_JOB_.
Identify and copy all lines of the material where the string "change" is found.

━━ MATERIAL FOR THE TASK ━━

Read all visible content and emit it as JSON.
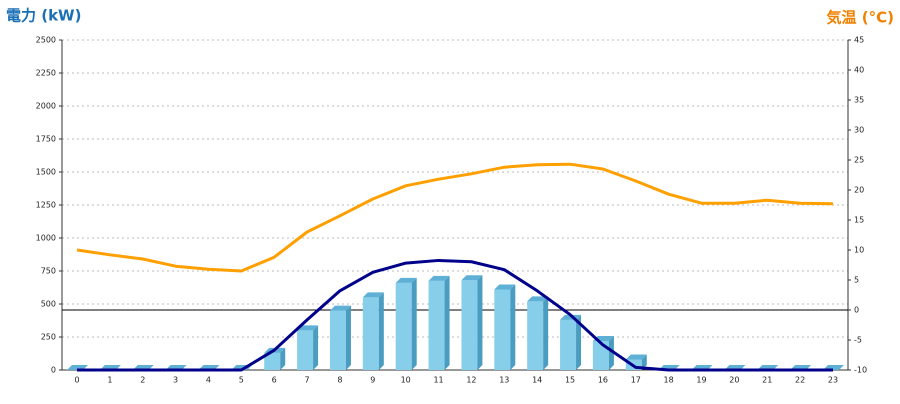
{
  "chart_data": {
    "type": "bar_line",
    "y_label": "電力 (kW)",
    "y2_label": "気温 (°C)",
    "categories": [
      "0",
      "1",
      "2",
      "3",
      "4",
      "5",
      "6",
      "7",
      "8",
      "9",
      "10",
      "11",
      "12",
      "13",
      "14",
      "15",
      "16",
      "17",
      "18",
      "19",
      "20",
      "21",
      "22",
      "23"
    ],
    "series": [
      {
        "type": "bar",
        "color": "#87ceeb",
        "values": [
          0,
          0,
          0,
          0,
          0,
          0,
          130,
          300,
          450,
          550,
          660,
          675,
          680,
          610,
          520,
          380,
          220,
          80,
          0,
          0,
          0,
          0,
          0,
          0
        ]
      },
      {
        "type": "line",
        "color": "#00008b",
        "values": [
          0,
          0,
          0,
          0,
          0,
          0,
          150,
          380,
          600,
          740,
          810,
          830,
          820,
          760,
          600,
          420,
          190,
          20,
          0,
          0,
          0,
          0,
          0,
          0
        ]
      },
      {
        "type": "line",
        "axis": "y2",
        "color": "#ffa000",
        "values": [
          10,
          9.2,
          8.5,
          7.3,
          6.8,
          6.5,
          8.8,
          13,
          15.7,
          18.5,
          20.7,
          21.8,
          22.7,
          23.8,
          24.2,
          24.3,
          23.5,
          21.5,
          19.3,
          17.8,
          17.8,
          18.3,
          17.8,
          17.7
        ]
      }
    ],
    "ylim": [
      0,
      2500
    ],
    "yticks": [
      0,
      250,
      500,
      750,
      1000,
      1250,
      1500,
      1750,
      2000,
      2250,
      2500
    ],
    "y2lim": [
      -10,
      45
    ],
    "y2ticks": [
      -10,
      -5,
      0,
      5,
      10,
      15,
      20,
      25,
      30,
      35,
      40,
      45
    ],
    "grid": true,
    "y2_zero_line": true
  }
}
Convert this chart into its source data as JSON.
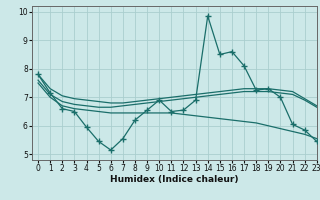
{
  "xlabel": "Humidex (Indice chaleur)",
  "bg_color": "#cce8e8",
  "line_color": "#1a6e6a",
  "grid_color": "#aacece",
  "xlim": [
    -0.5,
    23
  ],
  "ylim": [
    4.8,
    10.2
  ],
  "yticks": [
    5,
    6,
    7,
    8,
    9,
    10
  ],
  "xticks": [
    0,
    1,
    2,
    3,
    4,
    5,
    6,
    7,
    8,
    9,
    10,
    11,
    12,
    13,
    14,
    15,
    16,
    17,
    18,
    19,
    20,
    21,
    22,
    23
  ],
  "series": [
    {
      "x": [
        0,
        1,
        2,
        3,
        4,
        5,
        6,
        7,
        8,
        9,
        10,
        11,
        12,
        13,
        14,
        15,
        16,
        17,
        18,
        19,
        20,
        21,
        22,
        23
      ],
      "y": [
        7.8,
        7.15,
        6.6,
        6.5,
        5.95,
        5.45,
        5.15,
        5.55,
        6.2,
        6.55,
        6.9,
        6.5,
        6.55,
        6.9,
        9.85,
        8.5,
        8.6,
        8.1,
        7.25,
        7.3,
        7.0,
        6.05,
        5.85,
        5.45
      ],
      "marker": "+",
      "markersize": 4,
      "linewidth": 0.9,
      "zorder": 3
    },
    {
      "x": [
        0,
        1,
        2,
        3,
        4,
        5,
        6,
        7,
        8,
        9,
        10,
        11,
        12,
        13,
        14,
        15,
        16,
        17,
        18,
        19,
        20,
        21,
        22,
        23
      ],
      "y": [
        7.6,
        7.1,
        6.85,
        6.75,
        6.7,
        6.65,
        6.65,
        6.7,
        6.75,
        6.8,
        6.85,
        6.9,
        6.95,
        7.0,
        7.05,
        7.1,
        7.15,
        7.2,
        7.2,
        7.2,
        7.15,
        7.1,
        6.9,
        6.65
      ],
      "marker": null,
      "markersize": 0,
      "linewidth": 0.9,
      "zorder": 2
    },
    {
      "x": [
        0,
        1,
        2,
        3,
        4,
        5,
        6,
        7,
        8,
        9,
        10,
        11,
        12,
        13,
        14,
        15,
        16,
        17,
        18,
        19,
        20,
        21,
        22,
        23
      ],
      "y": [
        7.8,
        7.3,
        7.05,
        6.95,
        6.9,
        6.85,
        6.8,
        6.8,
        6.85,
        6.9,
        6.95,
        7.0,
        7.05,
        7.1,
        7.15,
        7.2,
        7.25,
        7.3,
        7.3,
        7.3,
        7.25,
        7.2,
        6.95,
        6.7
      ],
      "marker": null,
      "markersize": 0,
      "linewidth": 0.9,
      "zorder": 2
    },
    {
      "x": [
        0,
        1,
        2,
        3,
        4,
        5,
        6,
        7,
        8,
        9,
        10,
        11,
        12,
        13,
        14,
        15,
        16,
        17,
        18,
        19,
        20,
        21,
        22,
        23
      ],
      "y": [
        7.5,
        7.0,
        6.7,
        6.6,
        6.55,
        6.5,
        6.45,
        6.45,
        6.45,
        6.45,
        6.45,
        6.45,
        6.4,
        6.35,
        6.3,
        6.25,
        6.2,
        6.15,
        6.1,
        6.0,
        5.9,
        5.8,
        5.7,
        5.55
      ],
      "marker": null,
      "markersize": 0,
      "linewidth": 0.9,
      "zorder": 2
    }
  ]
}
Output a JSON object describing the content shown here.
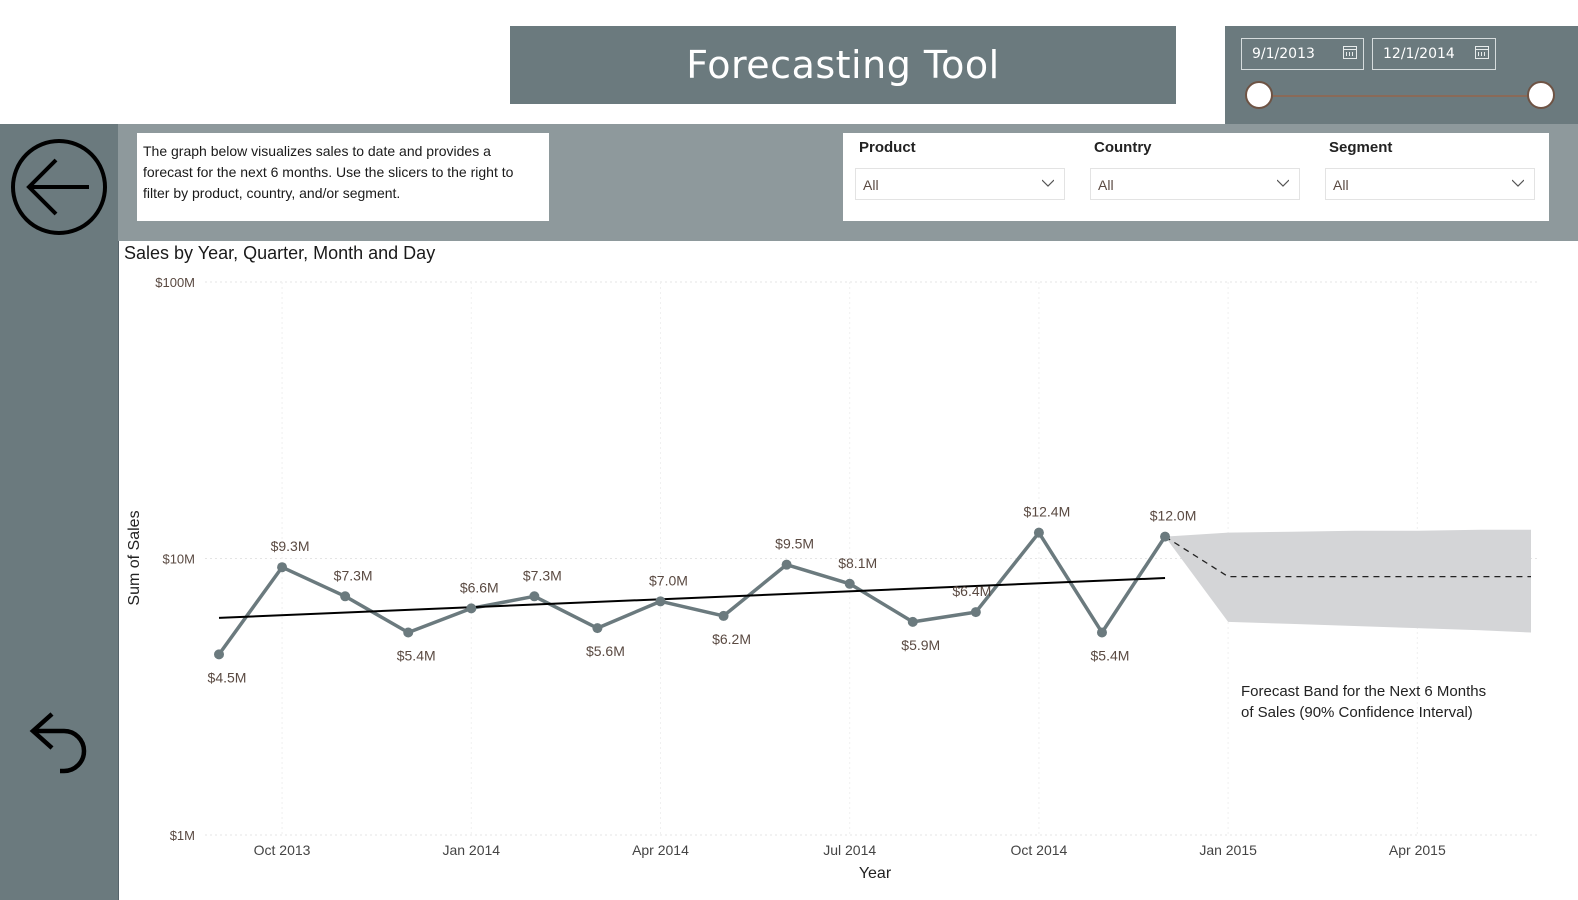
{
  "header": {
    "title": "Forecasting Tool"
  },
  "date_slicer": {
    "start_date": "9/1/2013",
    "end_date": "12/1/2014"
  },
  "description": "The graph below visualizes sales to date and provides a forecast for the next 6 months. Use the slicers to the right to filter by product, country, and/or segment.",
  "slicers": [
    {
      "label": "Product",
      "value": "All"
    },
    {
      "label": "Country",
      "value": "All"
    },
    {
      "label": "Segment",
      "value": "All"
    }
  ],
  "nav": {
    "back_icon": "circle-arrow-left-icon",
    "undo_icon": "undo-arrow-icon"
  },
  "colors": {
    "header_bg": "#6b7a7e",
    "band_bg": "#8e999c",
    "line": "#6b7a7e",
    "trend": "#000000",
    "forecast_band": "#d4d5d7",
    "label_text": "#5a4a42"
  },
  "chart_data": {
    "type": "line",
    "title": "Sales by Year, Quarter, Month and Day",
    "xlabel": "Year",
    "ylabel": "Sum of Sales",
    "yscale": "log",
    "ylim": [
      1000000,
      100000000
    ],
    "y_ticks": [
      "$100M",
      "$10M",
      "$1M"
    ],
    "x_ticks": [
      "Oct 2013",
      "Jan 2014",
      "Apr 2014",
      "Jul 2014",
      "Oct 2014",
      "Jan 2015",
      "Apr 2015"
    ],
    "grid": true,
    "legend": null,
    "series": [
      {
        "name": "Sum of Sales",
        "x": [
          "Sep 2013",
          "Oct 2013",
          "Nov 2013",
          "Dec 2013",
          "Jan 2014",
          "Feb 2014",
          "Mar 2014",
          "Apr 2014",
          "May 2014",
          "Jun 2014",
          "Jul 2014",
          "Aug 2014",
          "Sep 2014",
          "Oct 2014",
          "Nov 2014",
          "Dec 2014"
        ],
        "values": [
          4.5,
          9.3,
          7.3,
          5.4,
          6.6,
          7.3,
          5.6,
          7.0,
          6.2,
          9.5,
          8.1,
          5.9,
          6.4,
          12.4,
          5.4,
          12.0
        ],
        "labels": [
          "$4.5M",
          "$9.3M",
          "$7.3M",
          "$5.4M",
          "$6.6M",
          "$7.3M",
          "$5.6M",
          "$7.0M",
          "$6.2M",
          "$9.5M",
          "$8.1M",
          "$5.9M",
          "$6.4M",
          "$12.4M",
          "$5.4M",
          "$12.0M"
        ],
        "unit": "$M"
      },
      {
        "name": "Trend line",
        "x": [
          "Sep 2013",
          "Dec 2014"
        ],
        "values": [
          6.1,
          8.5
        ],
        "unit": "$M"
      },
      {
        "name": "Forecast",
        "x": [
          "Dec 2014",
          "Jan 2015",
          "Feb 2015",
          "Mar 2015",
          "Apr 2015",
          "May 2015",
          "Jun 2015"
        ],
        "values": [
          12.0,
          8.6,
          8.6,
          8.6,
          8.6,
          8.6,
          8.6
        ],
        "upper": [
          12.0,
          12.4,
          12.5,
          12.6,
          12.6,
          12.7,
          12.7
        ],
        "lower": [
          12.0,
          5.9,
          5.8,
          5.7,
          5.6,
          5.5,
          5.4
        ],
        "unit": "$M"
      }
    ],
    "annotations": [
      "Forecast Band for the Next 6 Months of Sales (90% Confidence Interval)"
    ]
  }
}
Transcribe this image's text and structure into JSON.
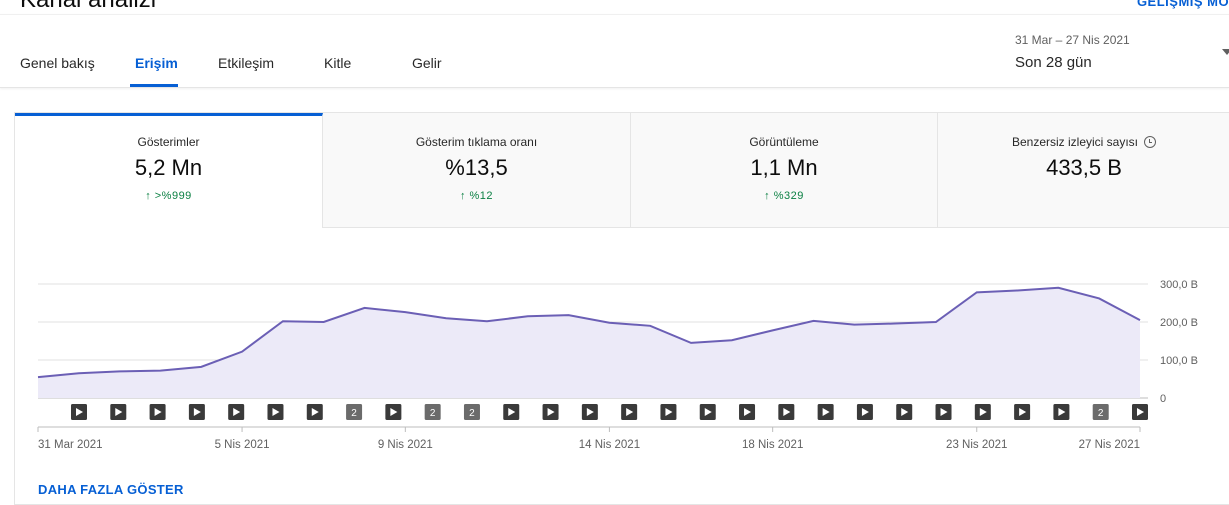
{
  "header": {
    "title": "Kanal analizi",
    "advanced_mode": "GELİŞMİŞ MOD"
  },
  "tabs": [
    {
      "label": "Genel bakış",
      "active": false
    },
    {
      "label": "Erişim",
      "active": true
    },
    {
      "label": "Etkileşim",
      "active": false
    },
    {
      "label": "Kitle",
      "active": false
    },
    {
      "label": "Gelir",
      "active": false
    }
  ],
  "date_range": {
    "range": "31 Mar – 27 Nis 2021",
    "label": "Son 28 gün"
  },
  "metrics": [
    {
      "label": "Gösterimler",
      "value": "5,2 Mn",
      "change": "↑ >%999"
    },
    {
      "label": "Gösterim tıklama oranı",
      "value": "%13,5",
      "change": "↑ %12"
    },
    {
      "label": "Görüntüleme",
      "value": "1,1 Mn",
      "change": "↑ %329"
    },
    {
      "label": "Benzersiz izleyici sayısı",
      "value": "433,5 B",
      "change": "",
      "icon": "clock-icon"
    }
  ],
  "chart_data": {
    "type": "area",
    "title": "Gösterimler",
    "ylim": [
      0,
      300000
    ],
    "y_ticks": [
      "0",
      "100,0 B",
      "200,0 B",
      "300,0 B"
    ],
    "y_tick_values": [
      0,
      100000,
      200000,
      300000
    ],
    "x_tick_labels": [
      {
        "label": "31 Mar 2021",
        "index": 0
      },
      {
        "label": "5 Nis 2021",
        "index": 5
      },
      {
        "label": "9 Nis 2021",
        "index": 9
      },
      {
        "label": "14 Nis 2021",
        "index": 14
      },
      {
        "label": "18 Nis 2021",
        "index": 18
      },
      {
        "label": "23 Nis 2021",
        "index": 23
      },
      {
        "label": "27 Nis 2021",
        "index": 27
      }
    ],
    "series": [
      {
        "name": "Gösterimler",
        "color": "#6b5fb5",
        "values": [
          55000,
          65000,
          70000,
          72000,
          82000,
          122000,
          202000,
          200000,
          237000,
          226000,
          210000,
          202000,
          215000,
          218000,
          198000,
          190000,
          145000,
          152000,
          178000,
          203000,
          193000,
          196000,
          200000,
          278000,
          283000,
          290000,
          262000,
          205000
        ]
      }
    ],
    "markers": [
      "▶",
      "▶",
      "▶",
      "▶",
      "▶",
      "▶",
      "▶",
      "2",
      "▶",
      "2",
      "2",
      "▶",
      "▶",
      "▶",
      "▶",
      "▶",
      "▶",
      "▶",
      "▶",
      "▶",
      "▶",
      "▶",
      "▶",
      "▶",
      "▶",
      "▶",
      "2",
      "▶"
    ]
  },
  "show_more": "DAHA FAZLA GÖSTER"
}
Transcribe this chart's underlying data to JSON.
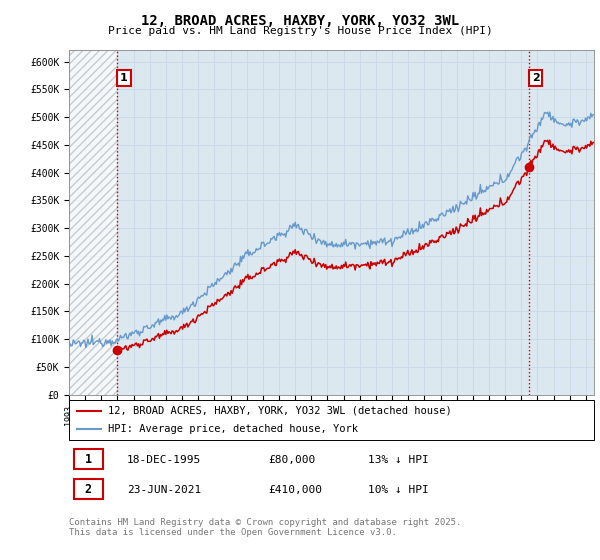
{
  "title": "12, BROAD ACRES, HAXBY, YORK, YO32 3WL",
  "subtitle": "Price paid vs. HM Land Registry's House Price Index (HPI)",
  "ylabel_ticks": [
    "£0",
    "£50K",
    "£100K",
    "£150K",
    "£200K",
    "£250K",
    "£300K",
    "£350K",
    "£400K",
    "£450K",
    "£500K",
    "£550K",
    "£600K"
  ],
  "ytick_values": [
    0,
    50000,
    100000,
    150000,
    200000,
    250000,
    300000,
    350000,
    400000,
    450000,
    500000,
    550000,
    600000
  ],
  "ylim": [
    0,
    620000
  ],
  "xlim_start": 1993.0,
  "xlim_end": 2025.5,
  "legend_line1": "12, BROAD ACRES, HAXBY, YORK, YO32 3WL (detached house)",
  "legend_line2": "HPI: Average price, detached house, York",
  "sale1_label": "1",
  "sale1_date": "18-DEC-1995",
  "sale1_price": "£80,000",
  "sale1_hpi": "13% ↓ HPI",
  "sale2_label": "2",
  "sale2_date": "23-JUN-2021",
  "sale2_price": "£410,000",
  "sale2_hpi": "10% ↓ HPI",
  "footer": "Contains HM Land Registry data © Crown copyright and database right 2025.\nThis data is licensed under the Open Government Licence v3.0.",
  "line_color_red": "#cc0000",
  "line_color_blue": "#6699cc",
  "grid_color": "#c8d8e8",
  "plot_bg_color": "#dce8f0",
  "vline_color": "#cc0000",
  "marker_color": "#cc0000",
  "title_fontsize": 10,
  "subtitle_fontsize": 8,
  "tick_fontsize": 7,
  "legend_fontsize": 7.5,
  "table_fontsize": 8,
  "footer_fontsize": 6.5,
  "sale1_year": 1995.958,
  "sale1_price_val": 80000,
  "sale2_year": 2021.458,
  "sale2_price_val": 410000
}
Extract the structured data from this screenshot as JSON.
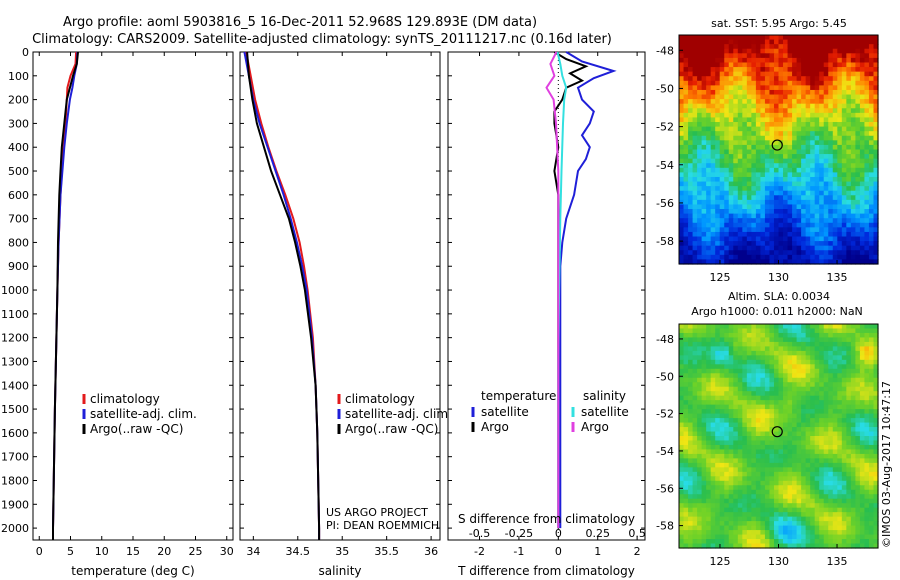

━━━

_RESPONSE TO THE EXERCISE_.
      "change": "↑ >%999"
      "change": "↑ %12"
      "change": "↑ %329"
      "change": "",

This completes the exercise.